- **Prompt**
Gather up the lines that contain "subtitle".
## Start
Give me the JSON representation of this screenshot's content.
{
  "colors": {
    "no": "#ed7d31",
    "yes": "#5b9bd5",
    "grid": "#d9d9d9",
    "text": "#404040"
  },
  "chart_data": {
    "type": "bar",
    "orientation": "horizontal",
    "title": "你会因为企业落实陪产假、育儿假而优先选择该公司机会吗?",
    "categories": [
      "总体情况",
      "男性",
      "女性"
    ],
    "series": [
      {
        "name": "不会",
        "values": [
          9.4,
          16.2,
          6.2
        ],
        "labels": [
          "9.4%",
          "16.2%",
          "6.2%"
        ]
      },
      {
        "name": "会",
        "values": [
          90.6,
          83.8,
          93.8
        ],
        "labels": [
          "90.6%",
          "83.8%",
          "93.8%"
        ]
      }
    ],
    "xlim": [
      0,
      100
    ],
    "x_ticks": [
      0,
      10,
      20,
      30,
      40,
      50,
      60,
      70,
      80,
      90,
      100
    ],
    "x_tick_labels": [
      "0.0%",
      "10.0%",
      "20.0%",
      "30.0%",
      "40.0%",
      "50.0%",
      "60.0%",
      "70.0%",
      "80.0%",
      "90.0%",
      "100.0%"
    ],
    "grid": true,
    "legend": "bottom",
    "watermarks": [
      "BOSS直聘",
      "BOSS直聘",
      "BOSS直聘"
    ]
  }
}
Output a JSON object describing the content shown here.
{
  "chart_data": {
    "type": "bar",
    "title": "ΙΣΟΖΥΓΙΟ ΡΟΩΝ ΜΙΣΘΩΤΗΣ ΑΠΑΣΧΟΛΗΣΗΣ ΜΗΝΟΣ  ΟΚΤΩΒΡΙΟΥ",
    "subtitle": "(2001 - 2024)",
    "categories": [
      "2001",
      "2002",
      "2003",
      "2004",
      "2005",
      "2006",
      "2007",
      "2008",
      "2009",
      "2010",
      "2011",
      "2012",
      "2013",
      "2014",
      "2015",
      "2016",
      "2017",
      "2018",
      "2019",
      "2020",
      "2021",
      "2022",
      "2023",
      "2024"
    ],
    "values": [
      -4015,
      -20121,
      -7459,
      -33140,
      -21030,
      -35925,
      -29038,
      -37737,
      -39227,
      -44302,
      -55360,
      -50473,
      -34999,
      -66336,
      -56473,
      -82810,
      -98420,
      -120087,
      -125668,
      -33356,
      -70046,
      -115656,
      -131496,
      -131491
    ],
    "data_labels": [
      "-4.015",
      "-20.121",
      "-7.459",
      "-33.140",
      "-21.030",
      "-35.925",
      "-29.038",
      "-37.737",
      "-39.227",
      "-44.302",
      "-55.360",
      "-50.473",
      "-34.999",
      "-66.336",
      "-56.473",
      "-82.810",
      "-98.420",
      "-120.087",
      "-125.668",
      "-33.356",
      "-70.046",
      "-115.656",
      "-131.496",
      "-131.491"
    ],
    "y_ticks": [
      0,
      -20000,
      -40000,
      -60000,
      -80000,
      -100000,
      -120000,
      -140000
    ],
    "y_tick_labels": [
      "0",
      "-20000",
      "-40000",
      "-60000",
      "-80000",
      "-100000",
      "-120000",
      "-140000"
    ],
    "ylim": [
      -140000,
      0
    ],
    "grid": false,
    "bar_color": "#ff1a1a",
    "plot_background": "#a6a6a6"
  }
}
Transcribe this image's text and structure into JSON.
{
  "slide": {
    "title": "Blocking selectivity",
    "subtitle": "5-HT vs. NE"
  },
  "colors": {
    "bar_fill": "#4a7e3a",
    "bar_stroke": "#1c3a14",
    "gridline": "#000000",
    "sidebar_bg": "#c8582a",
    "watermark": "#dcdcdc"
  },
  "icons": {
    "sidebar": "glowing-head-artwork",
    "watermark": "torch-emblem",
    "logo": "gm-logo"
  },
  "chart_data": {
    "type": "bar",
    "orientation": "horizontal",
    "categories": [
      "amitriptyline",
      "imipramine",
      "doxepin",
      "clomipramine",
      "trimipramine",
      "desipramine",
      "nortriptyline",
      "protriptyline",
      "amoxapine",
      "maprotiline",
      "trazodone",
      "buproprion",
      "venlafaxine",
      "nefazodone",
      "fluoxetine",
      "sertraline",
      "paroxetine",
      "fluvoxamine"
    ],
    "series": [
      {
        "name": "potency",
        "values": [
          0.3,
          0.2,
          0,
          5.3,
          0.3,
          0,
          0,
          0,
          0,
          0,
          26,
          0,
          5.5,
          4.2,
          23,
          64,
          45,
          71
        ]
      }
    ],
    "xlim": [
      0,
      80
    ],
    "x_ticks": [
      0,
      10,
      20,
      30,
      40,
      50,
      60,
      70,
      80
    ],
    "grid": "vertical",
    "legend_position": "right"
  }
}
## End
- **Answer in full**
    "subtitle": "(2001 - 2024)",
    "subtitle": "5-HT vs. NE"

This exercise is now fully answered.